## Data for the task
▬▬▬

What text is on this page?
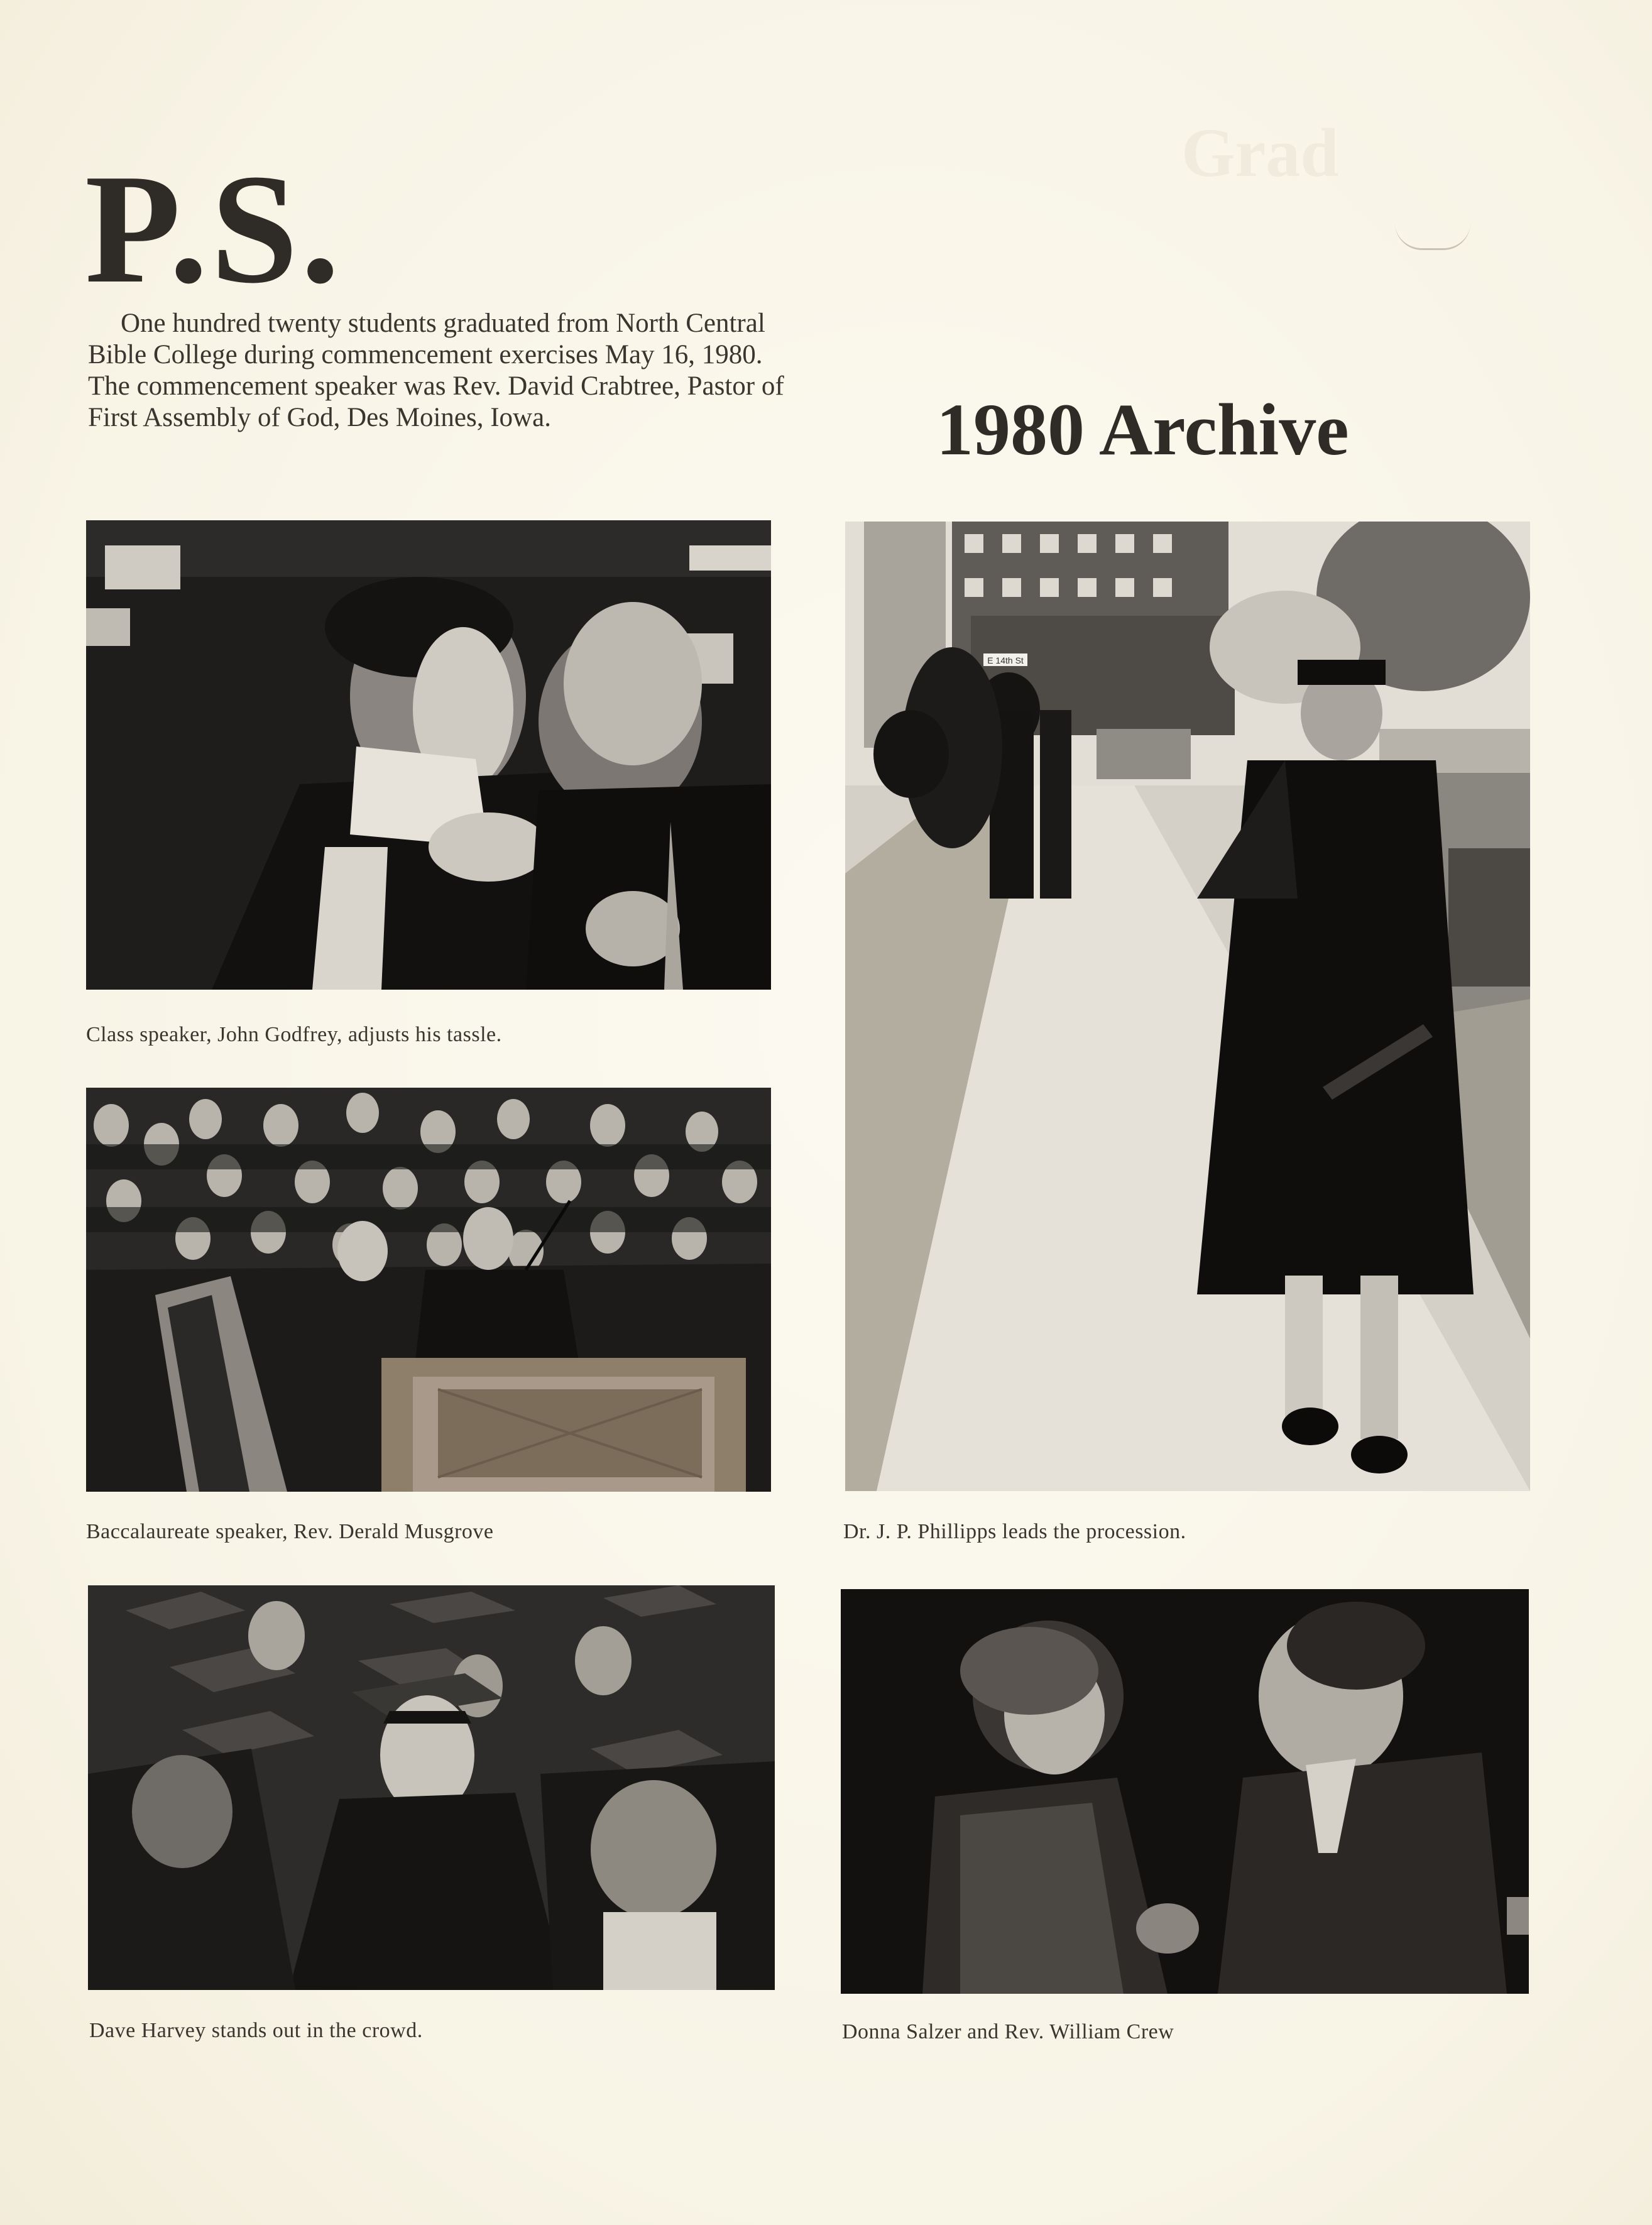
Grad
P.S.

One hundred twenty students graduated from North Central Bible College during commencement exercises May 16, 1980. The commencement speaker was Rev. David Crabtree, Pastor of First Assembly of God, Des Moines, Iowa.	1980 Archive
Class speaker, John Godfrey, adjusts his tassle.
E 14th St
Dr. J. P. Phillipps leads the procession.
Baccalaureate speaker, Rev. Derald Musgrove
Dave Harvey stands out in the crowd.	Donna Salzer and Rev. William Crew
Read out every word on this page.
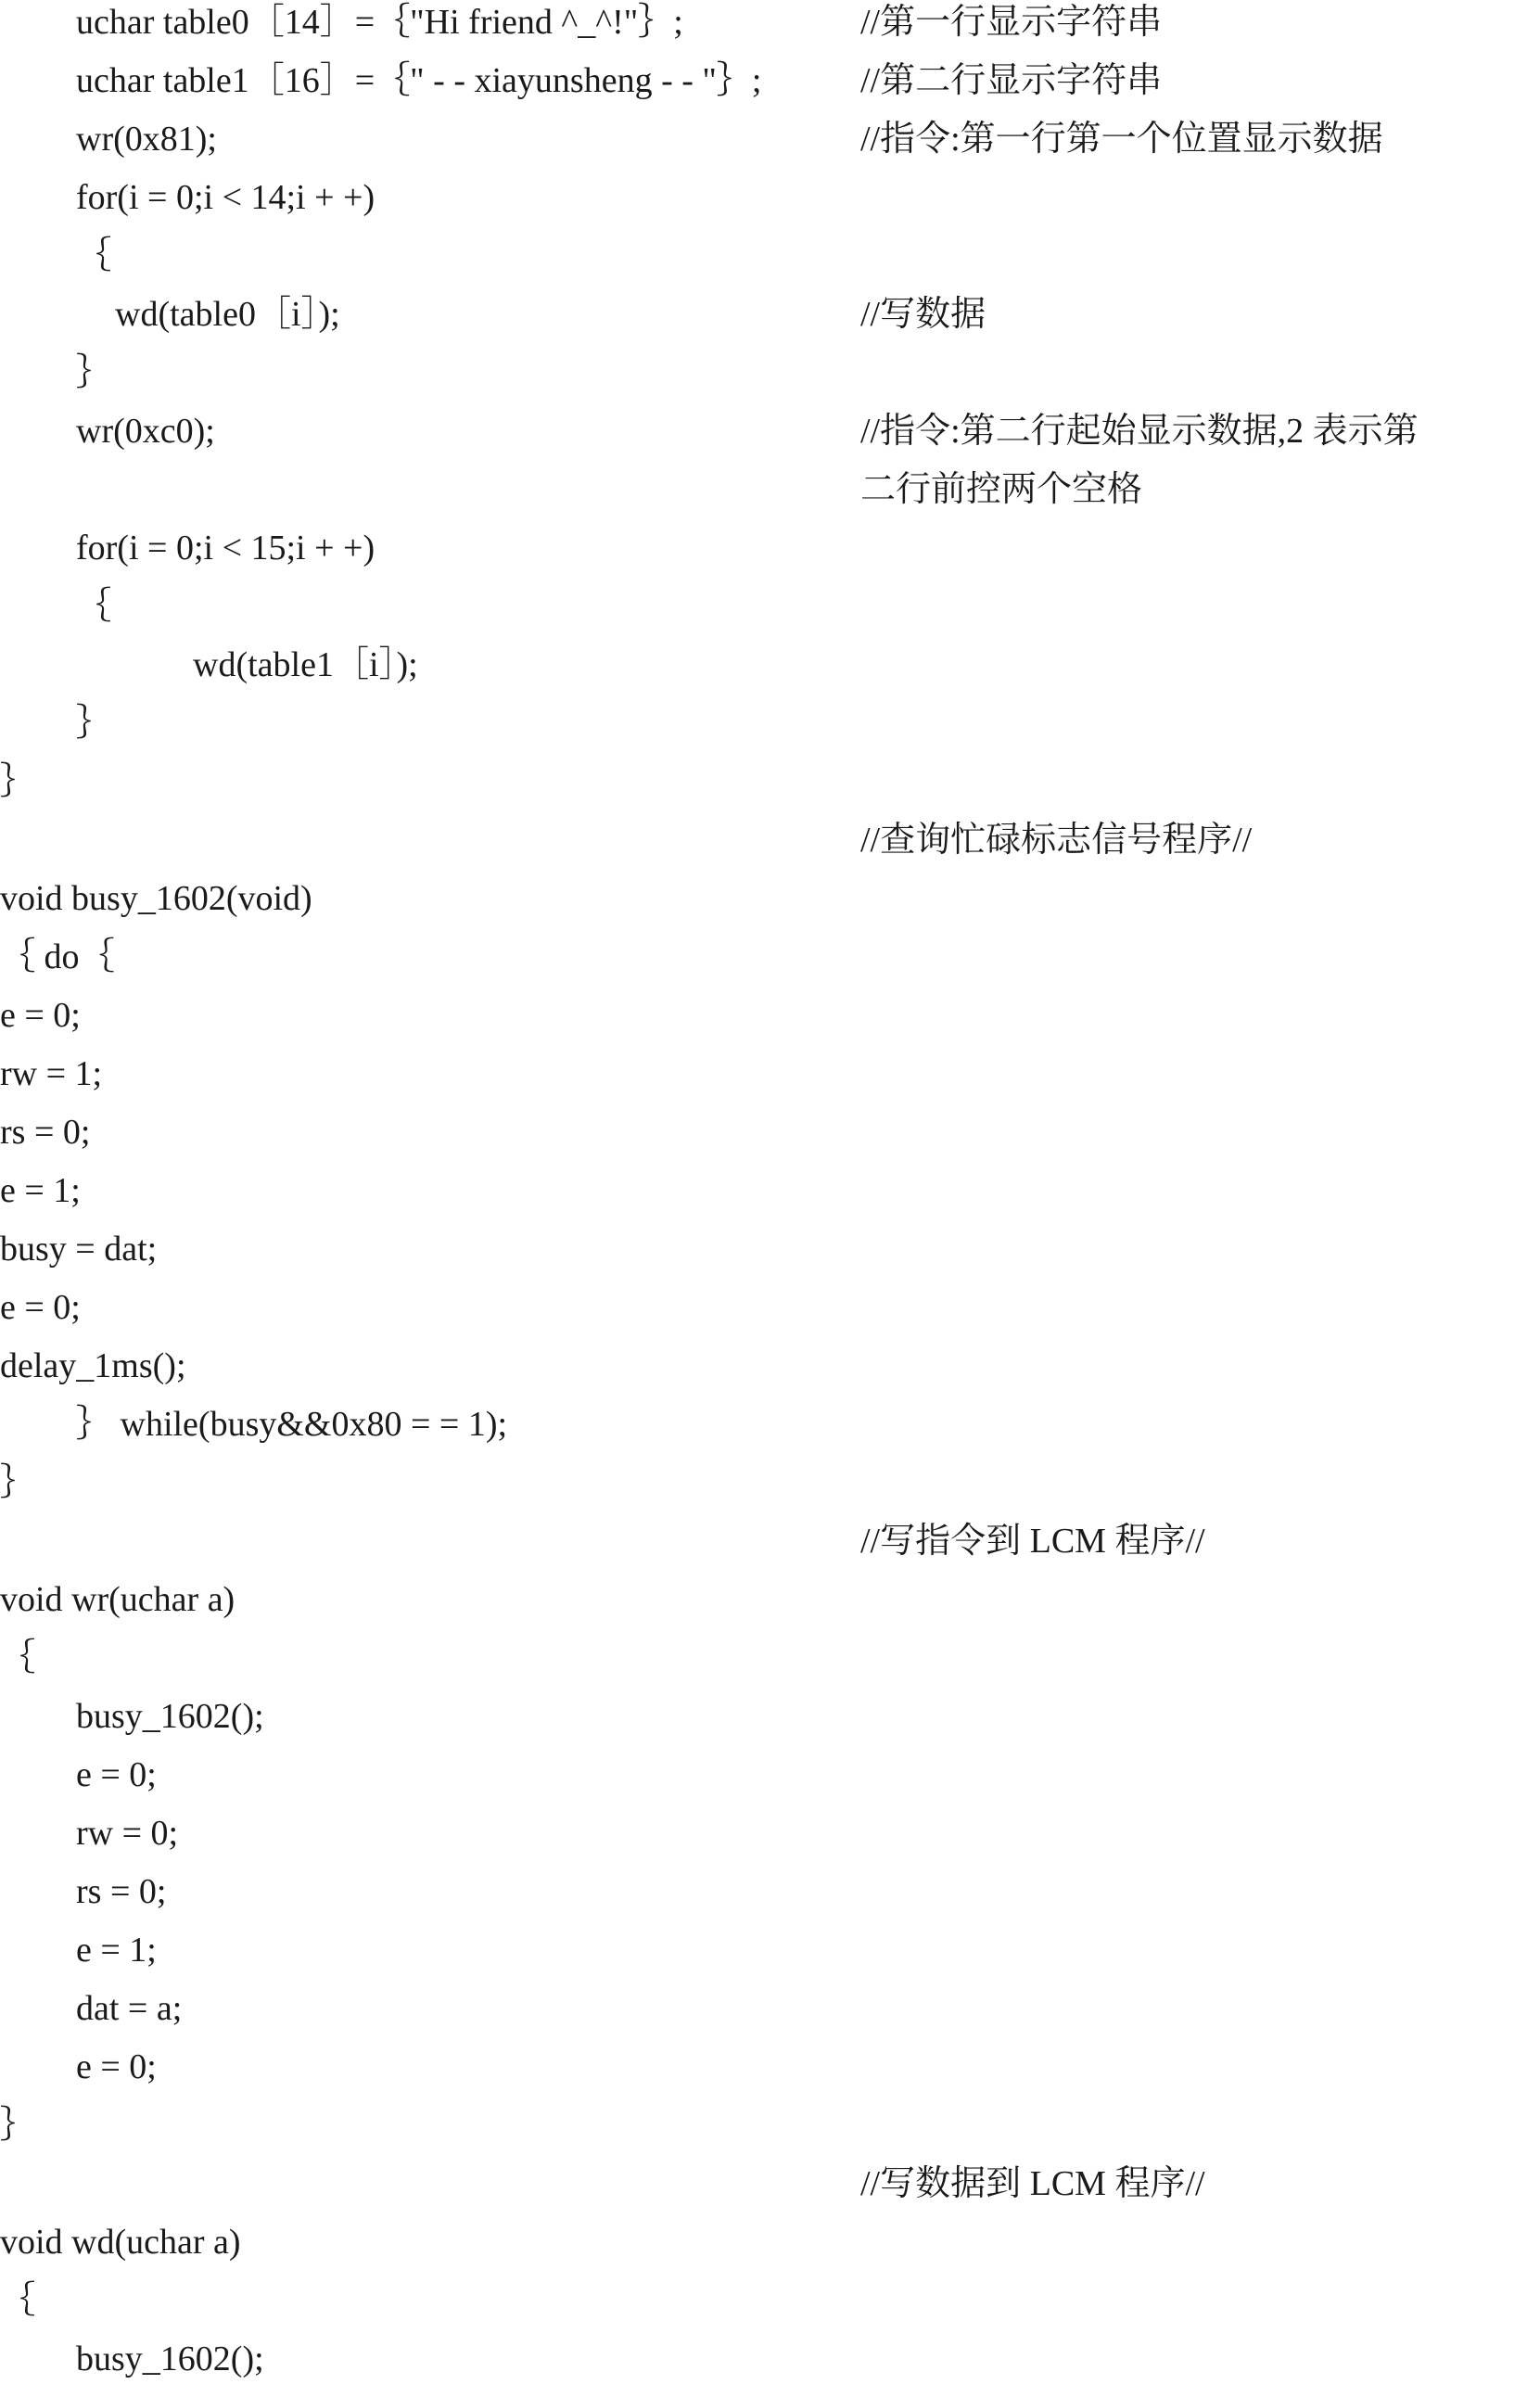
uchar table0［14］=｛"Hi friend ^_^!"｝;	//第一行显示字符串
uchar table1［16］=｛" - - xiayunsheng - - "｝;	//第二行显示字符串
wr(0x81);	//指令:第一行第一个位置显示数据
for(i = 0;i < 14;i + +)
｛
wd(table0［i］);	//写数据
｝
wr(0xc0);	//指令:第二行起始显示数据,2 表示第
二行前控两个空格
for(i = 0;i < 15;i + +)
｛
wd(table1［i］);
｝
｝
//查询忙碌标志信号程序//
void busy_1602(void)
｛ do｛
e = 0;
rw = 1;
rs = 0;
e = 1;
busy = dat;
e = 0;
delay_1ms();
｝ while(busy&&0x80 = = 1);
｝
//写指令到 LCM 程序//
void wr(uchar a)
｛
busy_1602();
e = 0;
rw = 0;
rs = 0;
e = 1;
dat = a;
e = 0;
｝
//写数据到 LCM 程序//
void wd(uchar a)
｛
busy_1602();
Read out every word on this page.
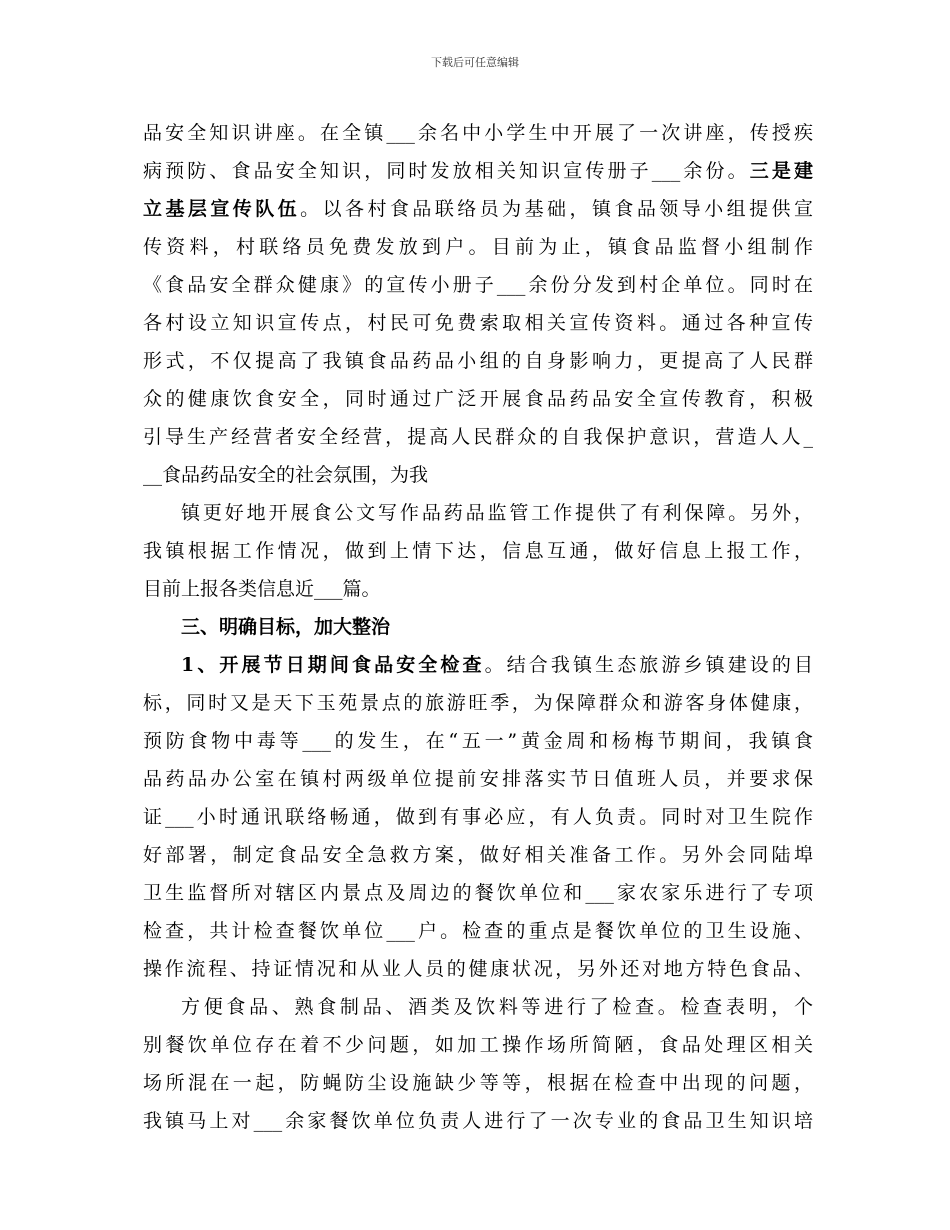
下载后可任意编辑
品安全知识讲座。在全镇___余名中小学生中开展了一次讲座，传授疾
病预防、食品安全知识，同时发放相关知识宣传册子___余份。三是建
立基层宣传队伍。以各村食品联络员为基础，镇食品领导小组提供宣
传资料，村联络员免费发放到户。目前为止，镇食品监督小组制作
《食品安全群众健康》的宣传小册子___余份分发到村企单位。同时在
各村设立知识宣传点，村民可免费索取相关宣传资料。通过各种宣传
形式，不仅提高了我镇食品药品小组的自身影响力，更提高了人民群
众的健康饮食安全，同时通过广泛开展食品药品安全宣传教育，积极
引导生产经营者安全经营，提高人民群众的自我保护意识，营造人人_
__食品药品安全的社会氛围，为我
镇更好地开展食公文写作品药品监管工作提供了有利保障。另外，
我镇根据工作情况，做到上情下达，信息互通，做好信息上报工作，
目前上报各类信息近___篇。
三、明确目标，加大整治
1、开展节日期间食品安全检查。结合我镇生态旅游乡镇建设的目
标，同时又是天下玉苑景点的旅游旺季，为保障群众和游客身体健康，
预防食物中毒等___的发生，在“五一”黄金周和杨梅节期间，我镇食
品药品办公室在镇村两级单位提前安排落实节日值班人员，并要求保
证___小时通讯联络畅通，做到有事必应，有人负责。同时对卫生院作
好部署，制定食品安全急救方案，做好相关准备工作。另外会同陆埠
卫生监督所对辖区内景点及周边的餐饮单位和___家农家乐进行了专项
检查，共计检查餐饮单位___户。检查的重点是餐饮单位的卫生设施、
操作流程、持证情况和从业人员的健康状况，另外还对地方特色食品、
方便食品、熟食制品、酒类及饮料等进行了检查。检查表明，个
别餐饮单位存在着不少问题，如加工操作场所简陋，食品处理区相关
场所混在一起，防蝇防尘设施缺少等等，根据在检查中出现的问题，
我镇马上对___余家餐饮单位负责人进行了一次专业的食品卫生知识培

▬▬▬

## Stated goal
Go through the listing above and write it out again exactly, dropping the pictures.

## The response
What text is on this page?
Grad
P.S.

One hundred twenty students graduated from North Central Bible College during commencement exercises May 16, 1980. The commencement speaker was Rev. David Crabtree, Pastor of First Assembly of God, Des Moines, Iowa.	1980 Archive
Class speaker, John Godfrey, adjusts his tassle.
E 14th St
Dr. J. P. Phillipps leads the procession.
Baccalaureate speaker, Rev. Derald Musgrove
Dave Harvey stands out in the crowd.	Donna Salzer and Rev. William Crew
Read out every word on this page.
uchar table0［14］=｛"Hi friend ^_^!"｝;	//第一行显示字符串
uchar table1［16］=｛" - - xiayunsheng - - "｝;	//第二行显示字符串
wr(0x81);	//指令:第一行第一个位置显示数据
for(i = 0;i < 14;i + +)
｛
wd(table0［i］);	//写数据
｝
wr(0xc0);	//指令:第二行起始显示数据,2 表示第
二行前控两个空格
for(i = 0;i < 15;i + +)
｛
wd(table1［i］);
｝
｝
//查询忙碌标志信号程序//
void busy_1602(void)
｛ do｛
e = 0;
rw = 1;
rs = 0;
e = 1;
busy = dat;
e = 0;
delay_1ms();
｝ while(busy&&0x80 = = 1);
｝
//写指令到 LCM 程序//
void wr(uchar a)
｛
busy_1602();
e = 0;
rw = 0;
rs = 0;
e = 1;
dat = a;
e = 0;
｝
//写数据到 LCM 程序//
void wd(uchar a)
｛
busy_1602();
Read out every word on this page.
下载后可任意编辑
品安全知识讲座。在全镇___余名中小学生中开展了一次讲座，传授疾
病预防、食品安全知识，同时发放相关知识宣传册子___余份。三是建
立基层宣传队伍。以各村食品联络员为基础，镇食品领导小组提供宣
传资料，村联络员免费发放到户。目前为止，镇食品监督小组制作
《食品安全群众健康》的宣传小册子___余份分发到村企单位。同时在
各村设立知识宣传点，村民可免费索取相关宣传资料。通过各种宣传
形式，不仅提高了我镇食品药品小组的自身影响力，更提高了人民群
众的健康饮食安全，同时通过广泛开展食品药品安全宣传教育，积极
引导生产经营者安全经营，提高人民群众的自我保护意识，营造人人_
__食品药品安全的社会氛围，为我
镇更好地开展食公文写作品药品监管工作提供了有利保障。另外，
我镇根据工作情况，做到上情下达，信息互通，做好信息上报工作，
目前上报各类信息近___篇。
三、明确目标，加大整治
1、开展节日期间食品安全检查。结合我镇生态旅游乡镇建设的目
标，同时又是天下玉苑景点的旅游旺季，为保障群众和游客身体健康，
预防食物中毒等___的发生，在“五一”黄金周和杨梅节期间，我镇食
品药品办公室在镇村两级单位提前安排落实节日值班人员，并要求保
证___小时通讯联络畅通，做到有事必应，有人负责。同时对卫生院作
好部署，制定食品安全急救方案，做好相关准备工作。另外会同陆埠
卫生监督所对辖区内景点及周边的餐饮单位和___家农家乐进行了专项
检查，共计检查餐饮单位___户。检查的重点是餐饮单位的卫生设施、
操作流程、持证情况和从业人员的健康状况，另外还对地方特色食品、
方便食品、熟食制品、酒类及饮料等进行了检查。检查表明，个
别餐饮单位存在着不少问题，如加工操作场所简陋，食品处理区相关
场所混在一起，防蝇防尘设施缺少等等，根据在检查中出现的问题，
我镇马上对___余家餐饮单位负责人进行了一次专业的食品卫生知识培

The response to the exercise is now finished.